[WHAT THE EXERCISE ASKS] List each line of the data in which the string "Bovary" appears.

== DATA IN THIS EXERCISE

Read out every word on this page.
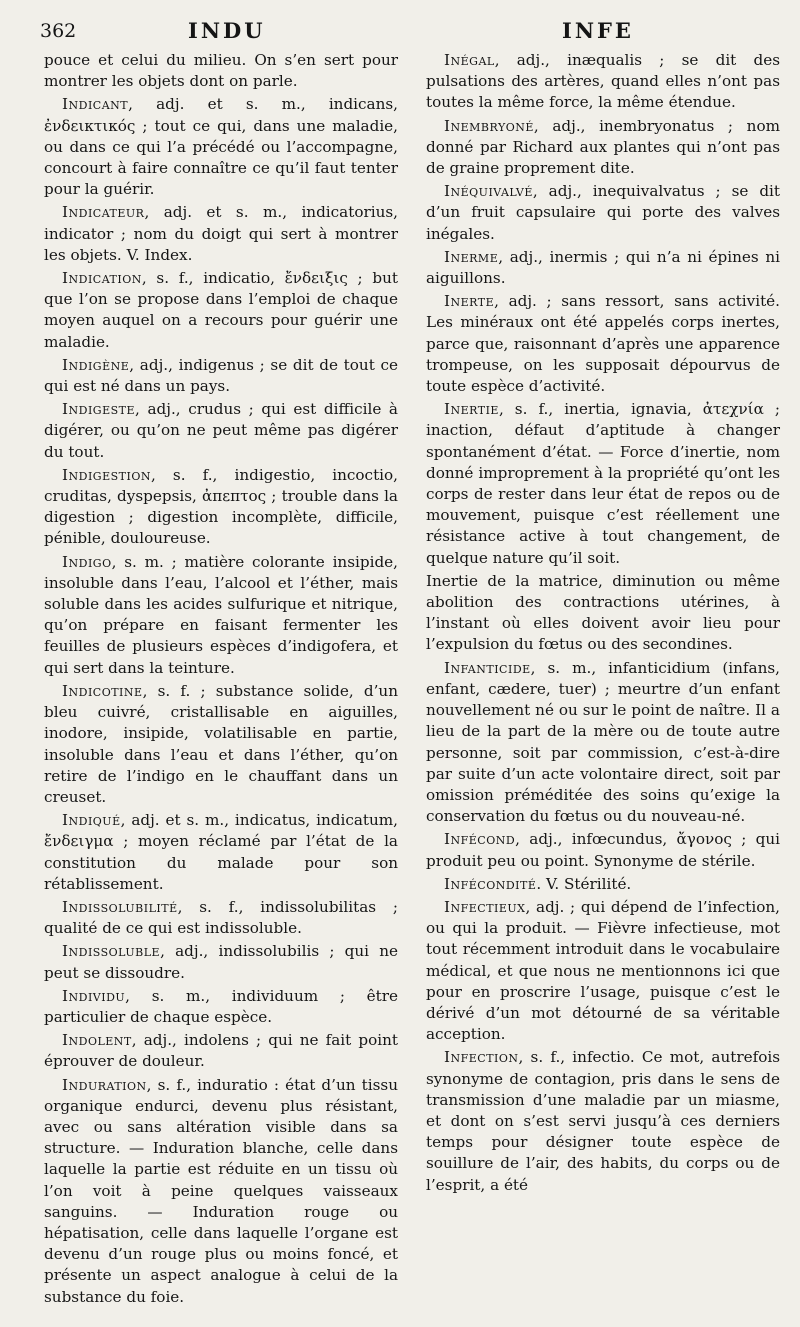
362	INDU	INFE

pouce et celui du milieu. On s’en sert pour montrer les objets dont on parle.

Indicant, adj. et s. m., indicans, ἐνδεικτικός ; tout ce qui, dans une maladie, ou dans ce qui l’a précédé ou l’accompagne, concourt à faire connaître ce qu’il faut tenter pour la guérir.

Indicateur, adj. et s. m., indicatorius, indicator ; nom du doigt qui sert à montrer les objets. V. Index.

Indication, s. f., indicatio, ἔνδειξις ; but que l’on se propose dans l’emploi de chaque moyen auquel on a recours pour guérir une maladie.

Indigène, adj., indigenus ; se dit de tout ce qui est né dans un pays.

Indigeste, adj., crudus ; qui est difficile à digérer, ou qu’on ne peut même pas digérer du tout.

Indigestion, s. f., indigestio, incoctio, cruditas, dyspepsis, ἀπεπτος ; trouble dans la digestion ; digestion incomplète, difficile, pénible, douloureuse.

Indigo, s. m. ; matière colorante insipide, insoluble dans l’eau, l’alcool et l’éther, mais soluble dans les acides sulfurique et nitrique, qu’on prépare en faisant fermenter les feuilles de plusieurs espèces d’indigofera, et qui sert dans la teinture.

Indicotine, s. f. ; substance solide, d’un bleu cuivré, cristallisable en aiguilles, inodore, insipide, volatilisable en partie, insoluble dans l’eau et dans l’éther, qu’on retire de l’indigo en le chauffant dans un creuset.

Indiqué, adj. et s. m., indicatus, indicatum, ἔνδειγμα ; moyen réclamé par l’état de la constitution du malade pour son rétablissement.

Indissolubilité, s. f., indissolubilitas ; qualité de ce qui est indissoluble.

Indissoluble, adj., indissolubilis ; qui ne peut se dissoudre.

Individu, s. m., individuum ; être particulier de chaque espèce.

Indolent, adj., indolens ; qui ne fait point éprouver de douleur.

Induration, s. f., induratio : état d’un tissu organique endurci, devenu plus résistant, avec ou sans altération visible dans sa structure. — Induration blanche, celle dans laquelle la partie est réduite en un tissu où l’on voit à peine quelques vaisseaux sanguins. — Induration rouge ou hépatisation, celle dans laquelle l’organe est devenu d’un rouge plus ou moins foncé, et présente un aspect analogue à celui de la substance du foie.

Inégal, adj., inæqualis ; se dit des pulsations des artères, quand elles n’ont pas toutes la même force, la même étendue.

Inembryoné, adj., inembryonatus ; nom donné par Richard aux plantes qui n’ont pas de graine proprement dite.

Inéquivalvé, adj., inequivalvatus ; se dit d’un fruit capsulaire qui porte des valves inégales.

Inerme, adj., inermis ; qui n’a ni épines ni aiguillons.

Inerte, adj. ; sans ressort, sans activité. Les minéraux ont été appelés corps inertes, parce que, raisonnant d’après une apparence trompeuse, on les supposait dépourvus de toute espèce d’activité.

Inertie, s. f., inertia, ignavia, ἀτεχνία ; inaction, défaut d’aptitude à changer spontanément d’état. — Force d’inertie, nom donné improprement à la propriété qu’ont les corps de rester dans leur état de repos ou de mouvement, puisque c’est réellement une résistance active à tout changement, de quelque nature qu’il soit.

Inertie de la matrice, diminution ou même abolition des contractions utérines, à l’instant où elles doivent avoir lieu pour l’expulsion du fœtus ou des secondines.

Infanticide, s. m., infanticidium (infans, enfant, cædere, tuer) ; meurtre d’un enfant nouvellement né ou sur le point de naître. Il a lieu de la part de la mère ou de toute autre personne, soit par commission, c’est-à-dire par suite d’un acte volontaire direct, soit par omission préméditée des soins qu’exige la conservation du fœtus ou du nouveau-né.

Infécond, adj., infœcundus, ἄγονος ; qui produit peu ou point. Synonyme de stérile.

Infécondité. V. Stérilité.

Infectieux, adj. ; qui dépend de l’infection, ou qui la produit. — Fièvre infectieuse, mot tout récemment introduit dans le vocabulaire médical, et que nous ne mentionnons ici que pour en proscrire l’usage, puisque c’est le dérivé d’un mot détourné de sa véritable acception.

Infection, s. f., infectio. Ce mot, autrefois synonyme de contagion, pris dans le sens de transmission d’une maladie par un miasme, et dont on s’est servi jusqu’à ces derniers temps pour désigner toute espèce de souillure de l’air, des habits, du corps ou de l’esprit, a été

====
== DATA IN THIS EXERCISE

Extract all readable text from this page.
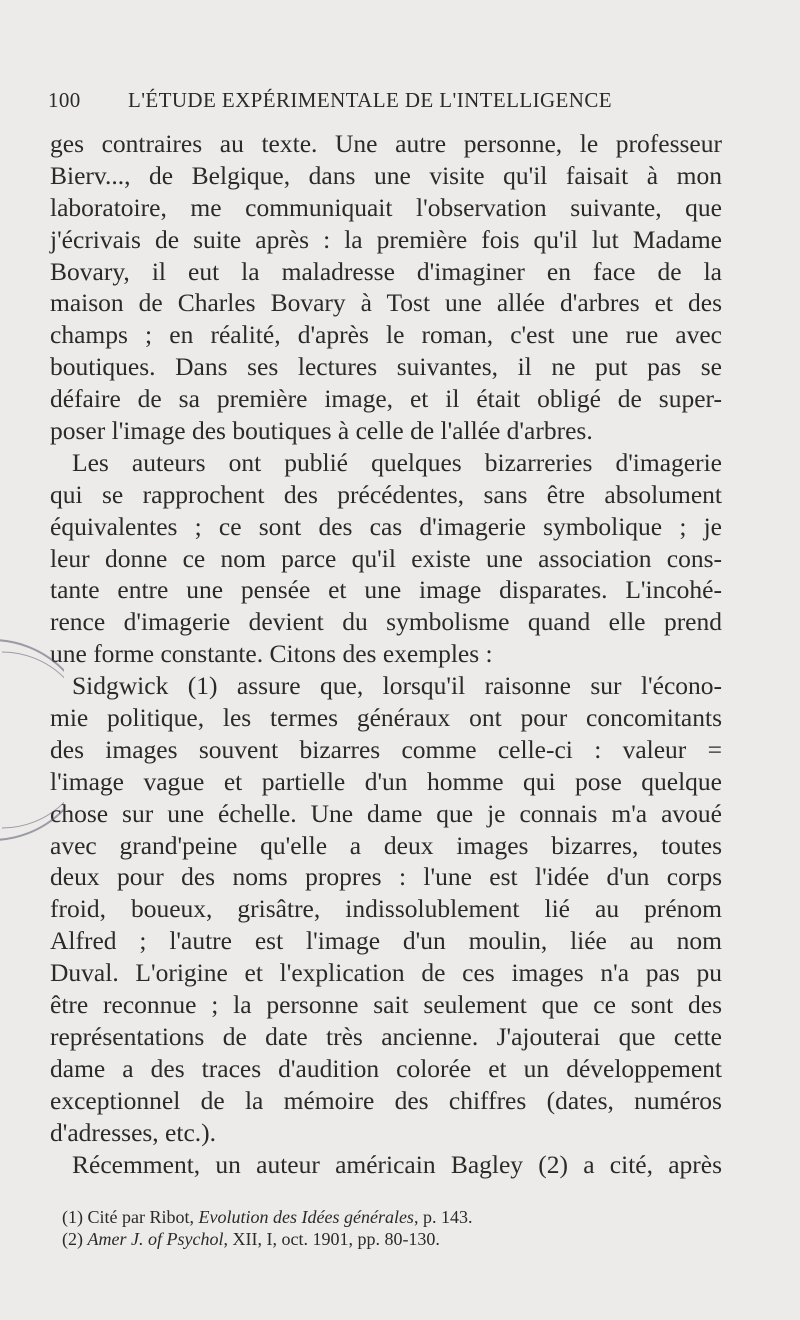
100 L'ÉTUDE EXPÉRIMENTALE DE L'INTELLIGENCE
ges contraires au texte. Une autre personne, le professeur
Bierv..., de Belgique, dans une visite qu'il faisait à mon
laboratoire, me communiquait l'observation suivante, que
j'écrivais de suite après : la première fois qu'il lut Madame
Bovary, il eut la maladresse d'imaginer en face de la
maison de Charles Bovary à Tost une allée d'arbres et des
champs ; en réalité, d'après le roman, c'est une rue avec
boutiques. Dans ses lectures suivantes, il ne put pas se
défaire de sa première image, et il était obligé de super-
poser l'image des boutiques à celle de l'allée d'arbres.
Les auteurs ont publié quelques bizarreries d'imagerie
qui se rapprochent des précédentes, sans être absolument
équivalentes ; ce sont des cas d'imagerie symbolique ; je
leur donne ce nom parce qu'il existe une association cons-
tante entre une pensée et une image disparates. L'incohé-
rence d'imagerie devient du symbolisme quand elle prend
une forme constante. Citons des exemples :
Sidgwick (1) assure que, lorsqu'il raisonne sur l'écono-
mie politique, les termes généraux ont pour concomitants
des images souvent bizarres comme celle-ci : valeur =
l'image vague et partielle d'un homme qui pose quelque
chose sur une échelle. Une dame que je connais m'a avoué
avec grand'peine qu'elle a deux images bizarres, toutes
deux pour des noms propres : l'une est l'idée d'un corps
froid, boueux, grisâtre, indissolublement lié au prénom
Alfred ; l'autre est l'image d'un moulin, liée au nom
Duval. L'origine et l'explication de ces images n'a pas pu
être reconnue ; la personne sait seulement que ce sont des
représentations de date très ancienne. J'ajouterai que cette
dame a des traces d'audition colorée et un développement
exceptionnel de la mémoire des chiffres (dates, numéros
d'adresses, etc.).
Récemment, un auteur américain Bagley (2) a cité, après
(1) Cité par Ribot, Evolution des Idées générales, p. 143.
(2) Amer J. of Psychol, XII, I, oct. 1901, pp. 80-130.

====

[SOLUTION FOR THIS EXERCISE]
Bovary, il eut la maladresse d'imaginer en face de la
maison de Charles Bovary à Tost une allée d'arbres et des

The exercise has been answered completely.